→ Aim of the task: Reproduce the forum thread word for word from "I checked the" to "In my opinion.".

→ Reading text:
----------------

Godlovesall26 · 02/02/2023 10:03

UniversalTruth · 02/02/2023 09:47

I checked the Clinical Partners price list and they seem on a par with other London private assessment companies fyi. No experience of any myself (yet) though.

It's shocking that the waits are so long for this type of assessment, why are SEN kids singled out here? The country needs a long look at what the NHS should be providing and make cuts in areas which don't impact hundreds of thousands of children and who are the future of the country. In my opinion.

It’s despairing yes.
Even for adults though. I qualified for CAMHS but just wasn’t a priority, so endless waiting list, and without my medication monitoring I’m a mess (not violent or anything, I’m bipolar 2, so basically I get extremely and increasingly depressed). I honestly can barely afford it, but after one horrendous year of waiting for CAMHS I just had no choice really, I couldn’t function anymore. I’ve taken a side job. With my medication I’m lucky that I have a milder form so I’m fine. Last year alone was horrendous

Godlovesall26 · 02/02/2023 10:07

Godlovesall26 · 02/02/2023 10:03

It’s despairing yes.

----------------

→ Excerpted data:
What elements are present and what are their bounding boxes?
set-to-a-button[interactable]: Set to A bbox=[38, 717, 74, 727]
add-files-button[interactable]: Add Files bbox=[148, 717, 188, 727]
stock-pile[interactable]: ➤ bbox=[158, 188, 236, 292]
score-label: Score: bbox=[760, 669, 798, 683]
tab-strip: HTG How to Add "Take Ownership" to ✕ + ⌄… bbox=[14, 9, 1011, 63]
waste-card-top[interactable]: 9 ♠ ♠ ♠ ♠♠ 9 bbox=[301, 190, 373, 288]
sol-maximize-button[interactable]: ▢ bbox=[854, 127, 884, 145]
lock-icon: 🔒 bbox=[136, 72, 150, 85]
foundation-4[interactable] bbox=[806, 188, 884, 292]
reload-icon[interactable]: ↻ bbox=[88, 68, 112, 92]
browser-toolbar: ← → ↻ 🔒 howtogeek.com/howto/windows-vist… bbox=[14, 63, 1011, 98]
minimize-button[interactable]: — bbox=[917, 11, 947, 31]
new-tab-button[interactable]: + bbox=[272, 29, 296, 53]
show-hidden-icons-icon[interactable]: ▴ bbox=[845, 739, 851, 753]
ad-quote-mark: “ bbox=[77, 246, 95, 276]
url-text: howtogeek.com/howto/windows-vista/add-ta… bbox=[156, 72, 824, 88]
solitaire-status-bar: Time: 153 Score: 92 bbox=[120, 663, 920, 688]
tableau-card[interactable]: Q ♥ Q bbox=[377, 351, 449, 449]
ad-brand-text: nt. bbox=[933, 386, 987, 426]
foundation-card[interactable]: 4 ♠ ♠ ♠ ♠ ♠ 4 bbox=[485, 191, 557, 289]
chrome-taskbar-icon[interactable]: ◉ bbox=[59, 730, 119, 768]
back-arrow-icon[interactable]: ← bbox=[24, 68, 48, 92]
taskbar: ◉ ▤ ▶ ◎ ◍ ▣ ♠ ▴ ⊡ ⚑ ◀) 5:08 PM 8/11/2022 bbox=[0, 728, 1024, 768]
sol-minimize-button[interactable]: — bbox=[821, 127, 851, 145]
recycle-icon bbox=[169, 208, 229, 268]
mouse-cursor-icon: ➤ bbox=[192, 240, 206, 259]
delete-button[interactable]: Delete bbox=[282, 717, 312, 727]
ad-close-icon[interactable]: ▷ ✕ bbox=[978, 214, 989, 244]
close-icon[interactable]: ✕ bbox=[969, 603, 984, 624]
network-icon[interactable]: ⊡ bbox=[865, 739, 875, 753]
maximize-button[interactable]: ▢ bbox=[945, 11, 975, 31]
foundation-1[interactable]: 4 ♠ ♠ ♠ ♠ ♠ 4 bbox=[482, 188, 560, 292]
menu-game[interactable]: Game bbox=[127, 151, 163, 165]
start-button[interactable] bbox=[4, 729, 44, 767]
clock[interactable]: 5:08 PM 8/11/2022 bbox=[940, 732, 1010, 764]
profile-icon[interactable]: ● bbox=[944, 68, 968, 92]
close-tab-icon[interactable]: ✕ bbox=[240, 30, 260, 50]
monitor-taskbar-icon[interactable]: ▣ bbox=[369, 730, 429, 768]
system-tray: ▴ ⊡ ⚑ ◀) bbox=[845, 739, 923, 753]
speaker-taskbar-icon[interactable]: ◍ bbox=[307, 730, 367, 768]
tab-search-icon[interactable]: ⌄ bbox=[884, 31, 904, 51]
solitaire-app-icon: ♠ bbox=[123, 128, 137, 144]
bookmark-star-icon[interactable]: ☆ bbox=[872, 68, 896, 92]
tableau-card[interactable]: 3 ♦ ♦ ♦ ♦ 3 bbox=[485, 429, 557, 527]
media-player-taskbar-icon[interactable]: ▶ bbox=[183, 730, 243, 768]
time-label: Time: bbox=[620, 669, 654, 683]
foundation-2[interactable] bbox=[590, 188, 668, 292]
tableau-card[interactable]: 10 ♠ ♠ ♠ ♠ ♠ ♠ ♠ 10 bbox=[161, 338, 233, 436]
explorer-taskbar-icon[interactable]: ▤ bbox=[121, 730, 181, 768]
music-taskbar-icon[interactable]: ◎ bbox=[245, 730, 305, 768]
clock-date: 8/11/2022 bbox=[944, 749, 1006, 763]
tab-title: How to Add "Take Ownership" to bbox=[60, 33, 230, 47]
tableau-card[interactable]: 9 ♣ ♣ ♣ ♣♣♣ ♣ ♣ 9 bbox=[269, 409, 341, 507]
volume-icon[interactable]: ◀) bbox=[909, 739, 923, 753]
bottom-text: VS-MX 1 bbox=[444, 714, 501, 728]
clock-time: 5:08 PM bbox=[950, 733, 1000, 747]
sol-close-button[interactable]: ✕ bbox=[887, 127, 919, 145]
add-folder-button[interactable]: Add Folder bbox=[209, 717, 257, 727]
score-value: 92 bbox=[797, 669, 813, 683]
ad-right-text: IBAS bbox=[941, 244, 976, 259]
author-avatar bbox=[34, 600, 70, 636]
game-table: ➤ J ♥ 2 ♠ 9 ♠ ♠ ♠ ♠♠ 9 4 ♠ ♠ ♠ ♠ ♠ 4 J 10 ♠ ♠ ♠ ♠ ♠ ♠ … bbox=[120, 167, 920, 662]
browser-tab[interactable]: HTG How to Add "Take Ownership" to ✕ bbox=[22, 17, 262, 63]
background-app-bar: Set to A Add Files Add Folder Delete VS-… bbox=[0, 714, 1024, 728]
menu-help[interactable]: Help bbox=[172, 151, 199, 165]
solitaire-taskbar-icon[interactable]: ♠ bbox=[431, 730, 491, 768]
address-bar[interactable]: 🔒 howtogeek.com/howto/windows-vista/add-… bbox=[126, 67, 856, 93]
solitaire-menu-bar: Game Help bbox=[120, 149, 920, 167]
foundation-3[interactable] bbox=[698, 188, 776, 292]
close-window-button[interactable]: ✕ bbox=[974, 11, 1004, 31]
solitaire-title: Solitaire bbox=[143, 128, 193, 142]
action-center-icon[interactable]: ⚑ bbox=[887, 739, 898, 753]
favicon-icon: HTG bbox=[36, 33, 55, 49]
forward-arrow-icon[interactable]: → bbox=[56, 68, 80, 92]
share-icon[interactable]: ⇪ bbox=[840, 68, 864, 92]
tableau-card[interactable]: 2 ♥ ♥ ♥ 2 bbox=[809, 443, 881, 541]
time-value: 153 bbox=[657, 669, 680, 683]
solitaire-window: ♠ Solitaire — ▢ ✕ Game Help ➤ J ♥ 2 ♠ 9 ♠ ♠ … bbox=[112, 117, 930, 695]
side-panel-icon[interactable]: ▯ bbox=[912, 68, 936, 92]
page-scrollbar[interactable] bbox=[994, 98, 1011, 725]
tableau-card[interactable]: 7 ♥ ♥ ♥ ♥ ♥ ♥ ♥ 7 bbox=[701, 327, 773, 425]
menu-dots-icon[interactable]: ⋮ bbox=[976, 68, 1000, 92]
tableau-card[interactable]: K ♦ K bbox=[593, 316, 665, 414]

----------------

→ Your solution:
I checked the Clinical Partners price list and they seem on a par with other London private assessment companies fyi. No experience of any myself (yet) though.

It's shocking that the waits are so long for this type of assessment, why are SEN kids singled out here? The country needs a long look at what the NHS should be providing and make cuts in areas which don't impact hundreds of thousands of children and who are the future of the country. In my opinion.